Stored records:
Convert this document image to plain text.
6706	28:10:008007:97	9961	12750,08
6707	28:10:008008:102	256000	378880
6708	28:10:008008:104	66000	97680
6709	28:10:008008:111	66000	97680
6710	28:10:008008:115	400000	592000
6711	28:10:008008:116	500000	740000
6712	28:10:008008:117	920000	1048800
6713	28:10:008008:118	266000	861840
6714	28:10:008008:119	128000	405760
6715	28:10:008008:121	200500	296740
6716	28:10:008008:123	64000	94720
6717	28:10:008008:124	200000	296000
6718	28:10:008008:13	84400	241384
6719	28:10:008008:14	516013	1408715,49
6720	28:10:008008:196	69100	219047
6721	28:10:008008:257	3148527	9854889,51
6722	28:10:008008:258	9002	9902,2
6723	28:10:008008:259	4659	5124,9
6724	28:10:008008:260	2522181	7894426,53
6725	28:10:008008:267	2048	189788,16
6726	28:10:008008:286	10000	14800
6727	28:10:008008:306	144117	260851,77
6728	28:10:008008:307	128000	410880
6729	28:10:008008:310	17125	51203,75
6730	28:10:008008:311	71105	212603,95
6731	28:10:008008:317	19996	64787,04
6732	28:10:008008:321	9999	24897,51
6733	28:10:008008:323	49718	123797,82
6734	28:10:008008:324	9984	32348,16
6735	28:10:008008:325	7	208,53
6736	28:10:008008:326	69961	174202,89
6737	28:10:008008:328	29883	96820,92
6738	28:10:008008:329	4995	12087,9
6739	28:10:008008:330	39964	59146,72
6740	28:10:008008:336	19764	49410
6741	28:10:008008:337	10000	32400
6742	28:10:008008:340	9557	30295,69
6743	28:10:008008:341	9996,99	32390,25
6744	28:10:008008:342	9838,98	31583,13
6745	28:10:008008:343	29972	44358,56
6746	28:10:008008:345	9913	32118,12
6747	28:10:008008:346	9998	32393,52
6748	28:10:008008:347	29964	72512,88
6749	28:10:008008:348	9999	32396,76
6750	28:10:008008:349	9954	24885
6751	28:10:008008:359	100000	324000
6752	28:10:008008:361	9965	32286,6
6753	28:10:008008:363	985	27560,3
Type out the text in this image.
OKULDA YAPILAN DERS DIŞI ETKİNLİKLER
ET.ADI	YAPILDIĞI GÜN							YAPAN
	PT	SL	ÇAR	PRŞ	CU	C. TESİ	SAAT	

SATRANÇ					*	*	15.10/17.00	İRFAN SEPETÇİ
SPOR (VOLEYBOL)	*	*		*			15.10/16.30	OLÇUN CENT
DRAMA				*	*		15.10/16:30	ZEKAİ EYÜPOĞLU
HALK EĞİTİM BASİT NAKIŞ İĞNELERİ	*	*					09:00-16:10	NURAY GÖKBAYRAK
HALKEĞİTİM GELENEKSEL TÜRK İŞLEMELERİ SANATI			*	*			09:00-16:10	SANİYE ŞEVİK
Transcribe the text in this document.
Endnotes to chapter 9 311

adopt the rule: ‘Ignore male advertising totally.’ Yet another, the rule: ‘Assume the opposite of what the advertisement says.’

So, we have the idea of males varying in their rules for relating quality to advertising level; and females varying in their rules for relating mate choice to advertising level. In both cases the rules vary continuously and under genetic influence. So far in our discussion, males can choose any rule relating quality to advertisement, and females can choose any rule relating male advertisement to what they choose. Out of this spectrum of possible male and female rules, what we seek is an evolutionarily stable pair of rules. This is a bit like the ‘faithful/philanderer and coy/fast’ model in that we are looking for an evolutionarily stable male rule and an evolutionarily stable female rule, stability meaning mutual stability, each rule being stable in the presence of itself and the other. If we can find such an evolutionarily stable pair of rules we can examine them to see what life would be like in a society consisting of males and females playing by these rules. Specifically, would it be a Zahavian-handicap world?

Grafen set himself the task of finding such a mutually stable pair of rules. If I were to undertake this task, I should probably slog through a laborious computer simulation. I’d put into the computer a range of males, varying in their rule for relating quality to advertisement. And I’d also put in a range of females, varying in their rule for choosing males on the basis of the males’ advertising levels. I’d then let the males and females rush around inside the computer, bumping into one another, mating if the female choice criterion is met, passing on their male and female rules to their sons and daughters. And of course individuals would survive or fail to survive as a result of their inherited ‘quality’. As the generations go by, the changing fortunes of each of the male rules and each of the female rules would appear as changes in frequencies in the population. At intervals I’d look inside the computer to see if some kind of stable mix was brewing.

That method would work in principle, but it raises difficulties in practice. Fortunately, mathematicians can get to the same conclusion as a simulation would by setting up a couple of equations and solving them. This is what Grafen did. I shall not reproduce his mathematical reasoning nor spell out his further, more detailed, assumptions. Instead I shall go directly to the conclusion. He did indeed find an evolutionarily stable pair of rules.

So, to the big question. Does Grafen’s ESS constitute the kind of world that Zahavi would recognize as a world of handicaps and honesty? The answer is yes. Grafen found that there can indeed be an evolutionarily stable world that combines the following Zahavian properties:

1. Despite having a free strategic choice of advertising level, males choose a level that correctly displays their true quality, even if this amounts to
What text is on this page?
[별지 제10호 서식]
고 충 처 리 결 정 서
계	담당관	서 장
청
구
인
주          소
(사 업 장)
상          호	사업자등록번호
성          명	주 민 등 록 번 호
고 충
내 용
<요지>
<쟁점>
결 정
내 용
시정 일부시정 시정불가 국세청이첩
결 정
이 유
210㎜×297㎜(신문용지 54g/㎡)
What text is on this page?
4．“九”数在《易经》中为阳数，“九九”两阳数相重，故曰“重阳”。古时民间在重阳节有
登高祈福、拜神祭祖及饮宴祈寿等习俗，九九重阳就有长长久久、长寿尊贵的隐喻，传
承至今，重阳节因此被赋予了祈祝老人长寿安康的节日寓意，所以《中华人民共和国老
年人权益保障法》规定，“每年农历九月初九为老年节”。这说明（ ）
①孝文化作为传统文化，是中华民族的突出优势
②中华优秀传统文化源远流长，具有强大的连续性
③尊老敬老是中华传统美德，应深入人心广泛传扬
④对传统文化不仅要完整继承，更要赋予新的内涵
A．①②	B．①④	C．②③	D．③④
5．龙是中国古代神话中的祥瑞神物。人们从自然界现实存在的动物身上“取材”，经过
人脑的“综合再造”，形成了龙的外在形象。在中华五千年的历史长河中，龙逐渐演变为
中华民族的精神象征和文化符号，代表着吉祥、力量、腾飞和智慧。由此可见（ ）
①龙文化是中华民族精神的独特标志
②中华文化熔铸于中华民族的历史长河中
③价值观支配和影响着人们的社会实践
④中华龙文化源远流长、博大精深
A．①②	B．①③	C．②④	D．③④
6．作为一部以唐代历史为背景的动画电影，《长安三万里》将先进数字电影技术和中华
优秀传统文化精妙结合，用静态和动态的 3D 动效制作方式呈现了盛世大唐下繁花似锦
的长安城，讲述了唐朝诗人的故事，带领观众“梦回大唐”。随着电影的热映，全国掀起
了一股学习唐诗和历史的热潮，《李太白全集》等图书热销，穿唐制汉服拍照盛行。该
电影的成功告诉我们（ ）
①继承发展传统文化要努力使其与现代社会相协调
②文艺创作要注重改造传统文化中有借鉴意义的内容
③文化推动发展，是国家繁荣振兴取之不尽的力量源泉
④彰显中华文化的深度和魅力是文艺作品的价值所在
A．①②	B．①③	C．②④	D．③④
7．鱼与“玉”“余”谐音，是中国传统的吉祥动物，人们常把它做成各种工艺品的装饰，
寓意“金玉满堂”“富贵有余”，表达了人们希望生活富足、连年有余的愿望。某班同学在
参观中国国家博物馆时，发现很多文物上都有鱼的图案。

### Task statement
Retype every entry word for word.

### Result of this exercise
Convert this document image to plain text.
6706	28:10:008007:97	9961	12750,08
6707	28:10:008008:102	256000	378880
6708	28:10:008008:104	66000	97680
6709	28:10:008008:111	66000	97680
6710	28:10:008008:115	400000	592000
6711	28:10:008008:116	500000	740000
6712	28:10:008008:117	920000	1048800
6713	28:10:008008:118	266000	861840
6714	28:10:008008:119	128000	405760
6715	28:10:008008:121	200500	296740
6716	28:10:008008:123	64000	94720
6717	28:10:008008:124	200000	296000
6718	28:10:008008:13	84400	241384
6719	28:10:008008:14	516013	1408715,49
6720	28:10:008008:196	69100	219047
6721	28:10:008008:257	3148527	9854889,51
6722	28:10:008008:258	9002	9902,2
6723	28:10:008008:259	4659	5124,9
6724	28:10:008008:260	2522181	7894426,53
6725	28:10:008008:267	2048	189788,16
6726	28:10:008008:286	10000	14800
6727	28:10:008008:306	144117	260851,77
6728	28:10:008008:307	128000	410880
6729	28:10:008008:310	17125	51203,75
6730	28:10:008008:311	71105	212603,95
6731	28:10:008008:317	19996	64787,04
6732	28:10:008008:321	9999	24897,51
6733	28:10:008008:323	49718	123797,82
6734	28:10:008008:324	9984	32348,16
6735	28:10:008008:325	7	208,53
6736	28:10:008008:326	69961	174202,89
6737	28:10:008008:328	29883	96820,92
6738	28:10:008008:329	4995	12087,9
6739	28:10:008008:330	39964	59146,72
6740	28:10:008008:336	19764	49410
6741	28:10:008008:337	10000	32400
6742	28:10:008008:340	9557	30295,69
6743	28:10:008008:341	9996,99	32390,25
6744	28:10:008008:342	9838,98	31583,13
6745	28:10:008008:343	29972	44358,56
6746	28:10:008008:345	9913	32118,12
6747	28:10:008008:346	9998	32393,52
6748	28:10:008008:347	29964	72512,88
6749	28:10:008008:348	9999	32396,76
6750	28:10:008008:349	9954	24885
6751	28:10:008008:359	100000	324000
6752	28:10:008008:361	9965	32286,6
6753	28:10:008008:363	985	27560,3
Type out the text in this image.
OKULDA YAPILAN DERS DIŞI ETKİNLİKLER
ET.ADI	YAPILDIĞI GÜN							YAPAN
	PT	SL	ÇAR	PRŞ	CU	C. TESİ	SAAT	

SATRANÇ					*	*	15.10/17.00	İRFAN SEPETÇİ
SPOR (VOLEYBOL)	*	*		*			15.10/16.30	OLÇUN CENT
DRAMA				*	*		15.10/16:30	ZEKAİ EYÜPOĞLU
HALK EĞİTİM BASİT NAKIŞ İĞNELERİ	*	*					09:00-16:10	NURAY GÖKBAYRAK
HALKEĞİTİM GELENEKSEL TÜRK İŞLEMELERİ SANATI			*	*			09:00-16:10	SANİYE ŞEVİK
Transcribe the text in this document.
Endnotes to chapter 9 311

adopt the rule: ‘Ignore male advertising totally.’ Yet another, the rule: ‘Assume the opposite of what the advertisement says.’

So, we have the idea of males varying in their rules for relating quality to advertising level; and females varying in their rules for relating mate choice to advertising level. In both cases the rules vary continuously and under genetic influence. So far in our discussion, males can choose any rule relating quality to advertisement, and females can choose any rule relating male advertisement to what they choose. Out of this spectrum of possible male and female rules, what we seek is an evolutionarily stable pair of rules. This is a bit like the ‘faithful/philanderer and coy/fast’ model in that we are looking for an evolutionarily stable male rule and an evolutionarily stable female rule, stability meaning mutual stability, each rule being stable in the presence of itself and the other. If we can find such an evolutionarily stable pair of rules we can examine them to see what life would be like in a society consisting of males and females playing by these rules. Specifically, would it be a Zahavian-handicap world?

Grafen set himself the task of finding such a mutually stable pair of rules. If I were to undertake this task, I should probably slog through a laborious computer simulation. I’d put into the computer a range of males, varying in their rule for relating quality to advertisement. And I’d also put in a range of females, varying in their rule for choosing males on the basis of the males’ advertising levels. I’d then let the males and females rush around inside the computer, bumping into one another, mating if the female choice criterion is met, passing on their male and female rules to their sons and daughters. And of course individuals would survive or fail to survive as a result of their inherited ‘quality’. As the generations go by, the changing fortunes of each of the male rules and each of the female rules would appear as changes in frequencies in the population. At intervals I’d look inside the computer to see if some kind of stable mix was brewing.

That method would work in principle, but it raises difficulties in practice. Fortunately, mathematicians can get to the same conclusion as a simulation would by setting up a couple of equations and solving them. This is what Grafen did. I shall not reproduce his mathematical reasoning nor spell out his further, more detailed, assumptions. Instead I shall go directly to the conclusion. He did indeed find an evolutionarily stable pair of rules.

So, to the big question. Does Grafen’s ESS constitute the kind of world that Zahavi would recognize as a world of handicaps and honesty? The answer is yes. Grafen found that there can indeed be an evolutionarily stable world that combines the following Zahavian properties:

1. Despite having a free strategic choice of advertising level, males choose a level that correctly displays their true quality, even if this amounts to
What text is on this page?
[별지 제10호 서식]
고 충 처 리 결 정 서
계	담당관	서 장
청
구
인
주          소
(사 업 장)
상          호	사업자등록번호
성          명	주 민 등 록 번 호
고 충
내 용
<요지>
<쟁점>
결 정
내 용
시정 일부시정 시정불가 국세청이첩
결 정
이 유
210㎜×297㎜(신문용지 54g/㎡)
What text is on this page?
4．“九”数在《易经》中为阳数，“九九”两阳数相重，故曰“重阳”。古时民间在重阳节有
登高祈福、拜神祭祖及饮宴祈寿等习俗，九九重阳就有长长久久、长寿尊贵的隐喻，传
承至今，重阳节因此被赋予了祈祝老人长寿安康的节日寓意，所以《中华人民共和国老
年人权益保障法》规定，“每年农历九月初九为老年节”。这说明（ ）
①孝文化作为传统文化，是中华民族的突出优势
②中华优秀传统文化源远流长，具有强大的连续性
③尊老敬老是中华传统美德，应深入人心广泛传扬
④对传统文化不仅要完整继承，更要赋予新的内涵
A．①②	B．①④	C．②③	D．③④
5．龙是中国古代神话中的祥瑞神物。人们从自然界现实存在的动物身上“取材”，经过
人脑的“综合再造”，形成了龙的外在形象。在中华五千年的历史长河中，龙逐渐演变为
中华民族的精神象征和文化符号，代表着吉祥、力量、腾飞和智慧。由此可见（ ）
①龙文化是中华民族精神的独特标志
②中华文化熔铸于中华民族的历史长河中
③价值观支配和影响着人们的社会实践
④中华龙文化源远流长、博大精深
A．①②	B．①③	C．②④	D．③④
6．作为一部以唐代历史为背景的动画电影，《长安三万里》将先进数字电影技术和中华
优秀传统文化精妙结合，用静态和动态的 3D 动效制作方式呈现了盛世大唐下繁花似锦
的长安城，讲述了唐朝诗人的故事，带领观众“梦回大唐”。随着电影的热映，全国掀起
了一股学习唐诗和历史的热潮，《李太白全集》等图书热销，穿唐制汉服拍照盛行。该
电影的成功告诉我们（ ）
①继承发展传统文化要努力使其与现代社会相协调
②文艺创作要注重改造传统文化中有借鉴意义的内容
③文化推动发展，是国家繁荣振兴取之不尽的力量源泉
④彰显中华文化的深度和魅力是文艺作品的价值所在
A．①②	B．①③	C．②④	D．③④
7．鱼与“玉”“余”谐音，是中国传统的吉祥动物，人们常把它做成各种工艺品的装饰，
寓意“金玉满堂”“富贵有余”，表达了人们希望生活富足、连年有余的愿望。某班同学在
参观中国国家博物馆时，发现很多文物上都有鱼的图案。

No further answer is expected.